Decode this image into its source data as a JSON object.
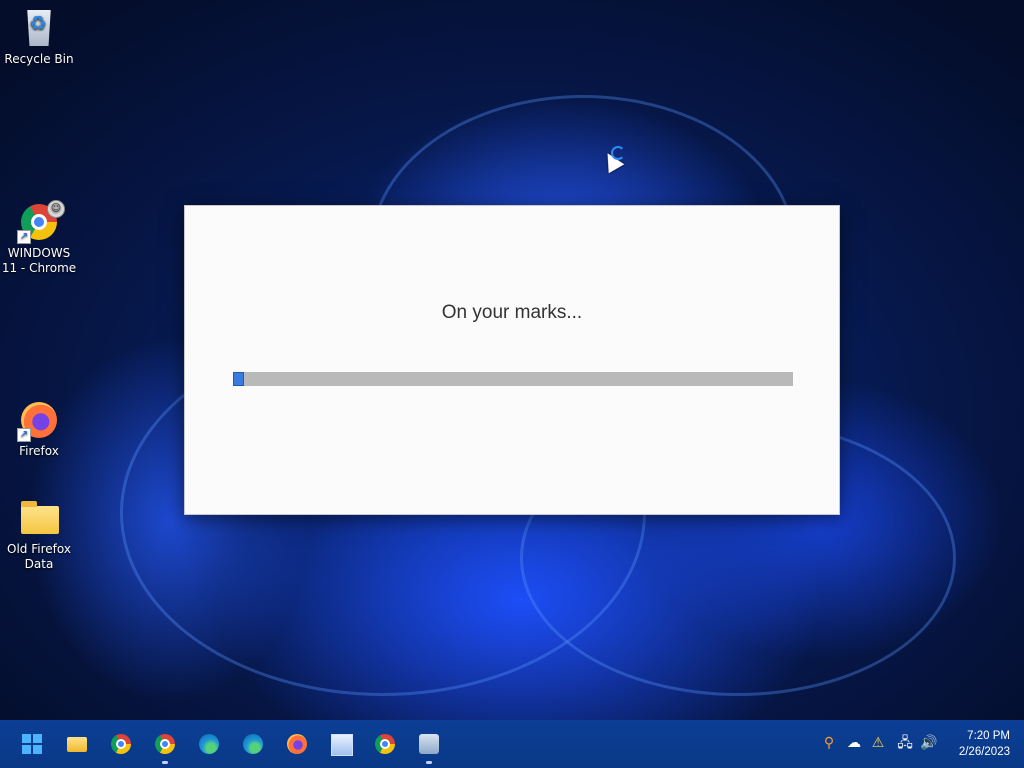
{
  "desktop": {
    "icons": [
      {
        "label": "Recycle Bin",
        "icon": "recycle-bin-icon"
      },
      {
        "label": "WINDOWS 11 - Chrome",
        "icon": "chrome-icon"
      },
      {
        "label": "Firefox",
        "icon": "firefox-icon"
      },
      {
        "label": "Old Firefox Data",
        "icon": "folder-icon"
      }
    ]
  },
  "dialog": {
    "message": "On your marks...",
    "progress_fraction": 0.02
  },
  "taskbar": {
    "apps": [
      {
        "name": "start",
        "icon": "windows-start-icon"
      },
      {
        "name": "file-explorer",
        "icon": "folder-icon"
      },
      {
        "name": "chrome",
        "icon": "chrome-icon"
      },
      {
        "name": "chrome-profile",
        "icon": "chrome-icon",
        "running": true
      },
      {
        "name": "edge",
        "icon": "edge-icon"
      },
      {
        "name": "edge-profile",
        "icon": "edge-icon"
      },
      {
        "name": "firefox",
        "icon": "firefox-icon"
      },
      {
        "name": "resource-monitor",
        "icon": "monitor-icon"
      },
      {
        "name": "chrome-2",
        "icon": "chrome-icon"
      },
      {
        "name": "setup",
        "icon": "setup-icon",
        "running": true
      }
    ],
    "tray": [
      "search-icon",
      "cloud-icon",
      "security-warning-icon",
      "network-icon",
      "volume-icon"
    ],
    "clock": {
      "time": "7:20 PM",
      "date": "2/26/2023"
    }
  },
  "colors": {
    "accent": "#3a7be0",
    "taskbar": "#0a3c8f"
  }
}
====================
■ What is being asked ■
Copy the whole listing above word for word but do not carry over the pictures.

■ The result ■
Decode this image into its source data as a JSON object.
{
  "desktop": {
    "icons": [
      {
        "label": "Recycle Bin",
        "icon": "recycle-bin-icon"
      },
      {
        "label": "WINDOWS 11 - Chrome",
        "icon": "chrome-icon"
      },
      {
        "label": "Firefox",
        "icon": "firefox-icon"
      },
      {
        "label": "Old Firefox Data",
        "icon": "folder-icon"
      }
    ]
  },
  "dialog": {
    "message": "On your marks...",
    "progress_fraction": 0.02
  },
  "taskbar": {
    "apps": [
      {
        "name": "start",
        "icon": "windows-start-icon"
      },
      {
        "name": "file-explorer",
        "icon": "folder-icon"
      },
      {
        "name": "chrome",
        "icon": "chrome-icon"
      },
      {
        "name": "chrome-profile",
        "icon": "chrome-icon",
        "running": true
      },
      {
        "name": "edge",
        "icon": "edge-icon"
      },
      {
        "name": "edge-profile",
        "icon": "edge-icon"
      },
      {
        "name": "firefox",
        "icon": "firefox-icon"
      },
      {
        "name": "resource-monitor",
        "icon": "monitor-icon"
      },
      {
        "name": "chrome-2",
        "icon": "chrome-icon"
      },
      {
        "name": "setup",
        "icon": "setup-icon",
        "running": true
      }
    ],
    "tray": [
      "search-icon",
      "cloud-icon",
      "security-warning-icon",
      "network-icon",
      "volume-icon"
    ],
    "clock": {
      "time": "7:20 PM",
      "date": "2/26/2023"
    }
  },
  "colors": {
    "accent": "#3a7be0",
    "taskbar": "#0a3c8f"
  }
}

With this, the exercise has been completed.